## GIVEN TASK
Identify every line in the records below that contains the word "если", and reproduce each one.

## TASK INPUT
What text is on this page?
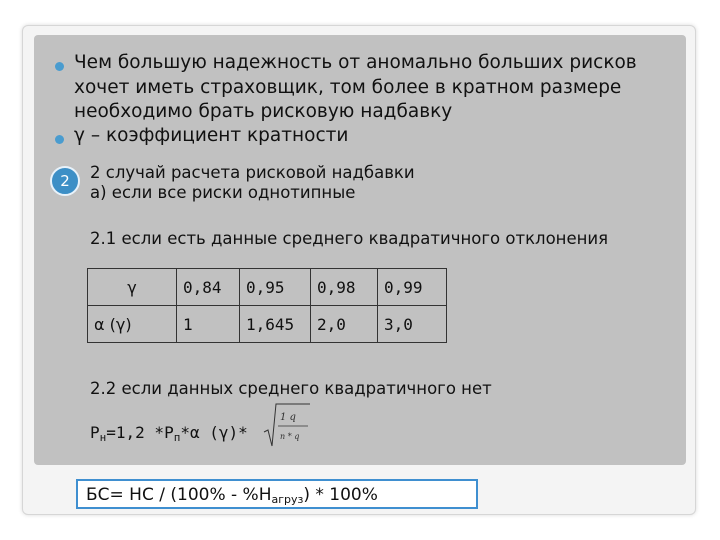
Чем большую надежность от аномально больших рисков
хочет иметь страховщик, том более в кратном размере
необходимо брать рисковую надбавку
γ – коэффициент кратности
2	2 случай расчета рисковой надбавки
а) если все риски однотипные
2.1 если есть данные среднего квадратичного отклонения
γ	0,84	0,95	0,98	0,99
α (γ)	1	1,645	2,0	3,0
2.2 если данных среднего квадратичного нет
$P_н=1,2$ $*P_п*\alpha$ (γ)*
1 q
n * q
БС= НС / $(100\% - \%Н_{агруз}) * 100\%$
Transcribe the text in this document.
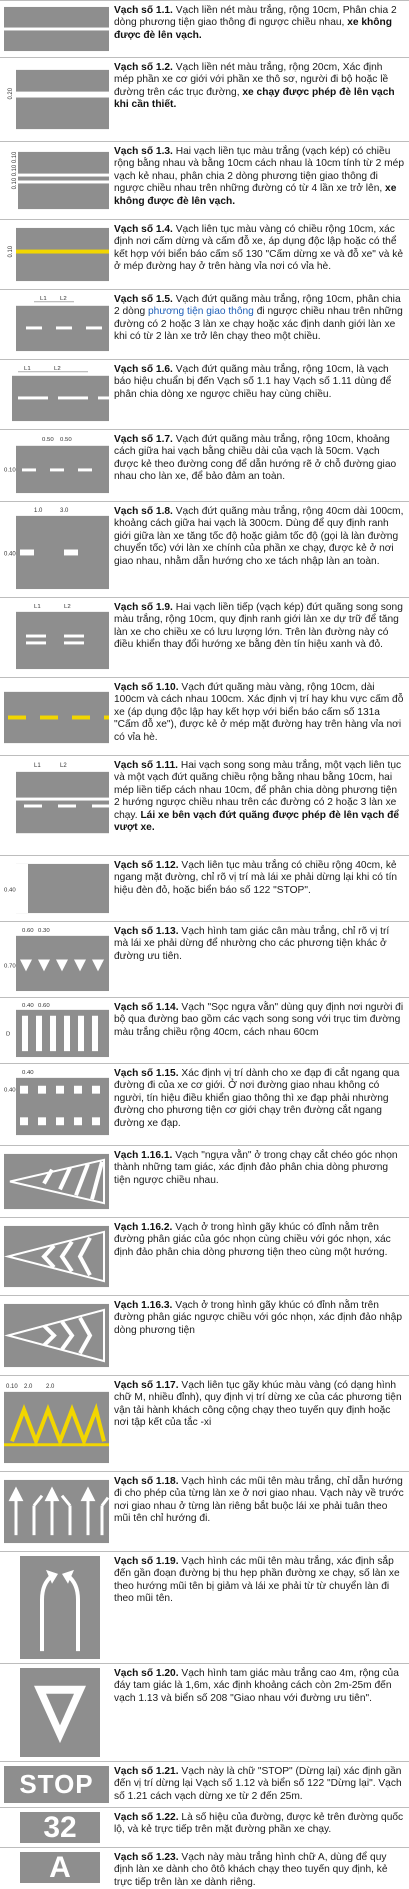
Vạch số 1.1. Vạch liền nét màu trắng, rộng 10cm, Phân chia 2 dòng phương tiện giao thông đi ngược chiều nhau, xe không được đè lên vạch.
0.20
Vạch số 1.2. Vạch liền nét màu trắng, rộng 20cm, Xác định mép phần xe cơ giới với phần xe thô sơ, người đi bộ hoặc lề đường trên các trục đường, xe chạy được phép đè lên vạch khi cần thiết.
0.10 0.10 0.10
Vạch số 1.3. Hai vạch liền tục màu trắng (vạch kép) có chiều rộng bằng nhau và bằng 10cm cách nhau là 10cm tính từ 2 mép vạch kẻ nhau, phân chia 2 dòng phương tiện giao thông đi ngược chiều nhau trên những đường có từ 4 lần xe trở lên, xe không được đè lên vạch.
0.10
Vạch số 1.4. Vạch liên tục màu vàng có chiều rộng 10cm, xác định nơi cấm dừng và cấm đỗ xe, áp dụng độc lập hoặc có thể kết hợp với biển báo cấm số 130 "Cấm dừng xe và đỗ xe" và kẻ ở mép đường hay ở trên hàng vỉa nơi có vỉa hè.
L1 L2	Vạch số 1.5. Vạch đứt quãng màu trắng, rộng 10cm, phân chia 2 dòng phương tiện giao thông đi ngược chiều nhau trên những đường có 2 hoặc 3 làn xe chạy hoặc xác định danh giới làn xe khi có từ 2 làn xe trở lên chạy theo một chiều.
L1	L2	Vạch số 1.6. Vạch đứt quãng màu trắng, rộng 10cm, là vạch báo hiệu chuẩn bị đến Vạch số 1.1 hay Vạch số 1.11 dùng để phân chia dòng xe ngược chiều hay cùng chiều.
0.50 0.50
0.10
Vạch số 1.7. Vạch đứt quãng màu trắng, rộng 10cm, khoảng cách giữa hai vạch bằng chiều dài của vạch là 50cm. Vạch được kẻ theo đường cong để dẫn hướng rẽ ở chỗ đường giao nhau cho làn xe, để bảo đảm an toàn.
1.0	3.0
0.40
Vạch số 1.8. Vạch đứt quãng màu trắng, rộng 40cm dài 100cm, khoảng cách giữa hai vạch là 300cm. Dùng để quy định ranh giới giữa làn xe tăng tốc độ hoặc giảm tốc độ (gọi là làn đường chuyển tốc) với làn xe chính của phần xe chạy, được kẻ ở nơi giao nhau, nhằm dẫn hướng cho xe tách nhập làn an toàn.
L1	L2	Vạch số 1.9. Hai vạch liền tiếp (vạch kép) đứt quãng song song màu trắng, rộng 10cm, quy định ranh giới làn xe dự trữ để tăng làn xe cho chiều xe có lưu lượng lớn. Trên làn đường này có điều khiển thay đổi hướng xe bằng đèn tín hiệu xanh và đỏ.
Vạch số 1.10. Vạch đứt quãng màu vàng, rộng 10cm, dài 100cm và cách nhau 100cm. Xác định vị trí hay khu vực cấm đỗ xe (áp dụng độc lập hay kết hợp với biển báo cấm số 131a "Cấm đỗ xe"), được kẻ ở mép mặt đường hay trên hàng vỉa nơi có vỉa hè.
L1	L2	Vạch số 1.11. Hai vạch song song màu trắng, một vạch liên tục và một vạch đứt quãng chiều rộng bằng nhau bằng 10cm, hai mép liền tiếp cách nhau 10cm, để phân chia dòng phương tiện 2 hướng ngược chiều nhau trên các đường có 2 hoặc 3 làn xe chạy. Lái xe bên vạch đứt quãng được phép đè lên vạch để vượt xe.
0.40
Vạch số 1.12. Vạch liên tục màu trắng có chiều rộng 40cm, kẻ ngang mặt đường, chỉ rõ vị trí mà lái xe phải dừng lại khi có tín hiệu đèn đỏ, hoặc biển báo số 122 "STOP".
0.60 0.30
0.70
Vạch số 1.13. Vạch hình tam giác cân màu trắng, chỉ rõ vị trí mà lái xe phải dừng để nhường cho các phương tiện khác ở đường ưu tiên.
0.40 0.60
D
Vạch số 1.14. Vạch "Sọc ngựa vằn" dùng quy định nơi người đi bộ qua đường bao gồm các vạch song song với trục tim đường màu trắng chiều rộng 40cm, cách nhau 60cm
0.40
0.40
Vạch số 1.15. Xác định vị trí dành cho xe đạp đi cắt ngang qua đường đi của xe cơ giới. Ở nơi đường giao nhau không có người, tín hiệu điều khiển giao thông thì xe đạp phải nhường đường cho phương tiện cơ giới chạy trên đường cắt ngang đường xe đạp.
Vạch 1.16.1. Vạch "ngựa vằn" ở trong chạy cắt chéo góc nhọn thành những tam giác, xác định đảo phân chia dòng phương tiện ngược chiều nhau.
Vạch 1.16.2. Vạch ở trong hình gãy khúc có đỉnh nằm trên đường phân giác của góc nhọn cùng chiều với góc nhọn, xác định đảo phân chia dòng phương tiện theo cùng một hướng.
Vạch 1.16.3. Vạch ở trong hình gãy khúc có đỉnh nằm trên đường phân giác ngược chiều với góc nhọn, xác định đảo nhập dòng phương tiện
0.10 2.0 2.0	Vạch số 1.17. Vạch liên tục gãy khúc màu vàng (có dạng hình chữ M, nhiều đỉnh), quy định vị trí dừng xe của các phương tiện vận tải hành khách công cộng chạy theo tuyến quy định hoặc nơi tập kết của tắc -xi
Vạch số 1.18. Vạch hình các mũi tên màu trắng, chỉ dẫn hướng đi cho phép của từng làn xe ở nơi giao nhau. Vạch này về trước nơi giao nhau ở từng làn riêng bắt buộc lái xe phải tuân theo mũi tên chỉ hướng đi.
Vạch số 1.19. Vạch hình các mũi tên màu trắng, xác định sắp đến gần đoạn đường bị thu hẹp phần đường xe chạy, số làn xe theo hướng mũi tên bị giảm và lái xe phải từ từ chuyển làn đi theo mũi tên.
Vạch số 1.20. Vạch hình tam giác màu trắng cao 4m, rộng của đáy tam giác là 1,6m, xác định khoảng cách còn 2m-25m đến vạch 1.13 và biển số 208 "Giao nhau với đường ưu tiên".
STOP Vạch số 1.21. Vạch này là chữ "STOP" (Dừng lại) xác định gần đến vị trí dừng lại Vạch số 1.12 và biển số 122 "Dừng lại". Vạch số 1.21 cách vạch dừng xe từ 2 đến 25m.
32	Vạch số 1.22. Là số hiệu của đường, được kẻ trên đường quốc lộ, và kẻ trực tiếp trên mặt đường phần xe chạy.
A	Vạch số 1.23. Vạch này màu trắng hình chữ A, dùng để quy định làn xe dành cho ôtô khách chạy theo tuyến quy định, kẻ trực tiếp trên làn xe dành riêng.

## EXERCISE RESULT
а) если все риски однотипные
2.1 если есть данные среднего квадратичного отклонения
2.2 если данных среднего квадратичного нет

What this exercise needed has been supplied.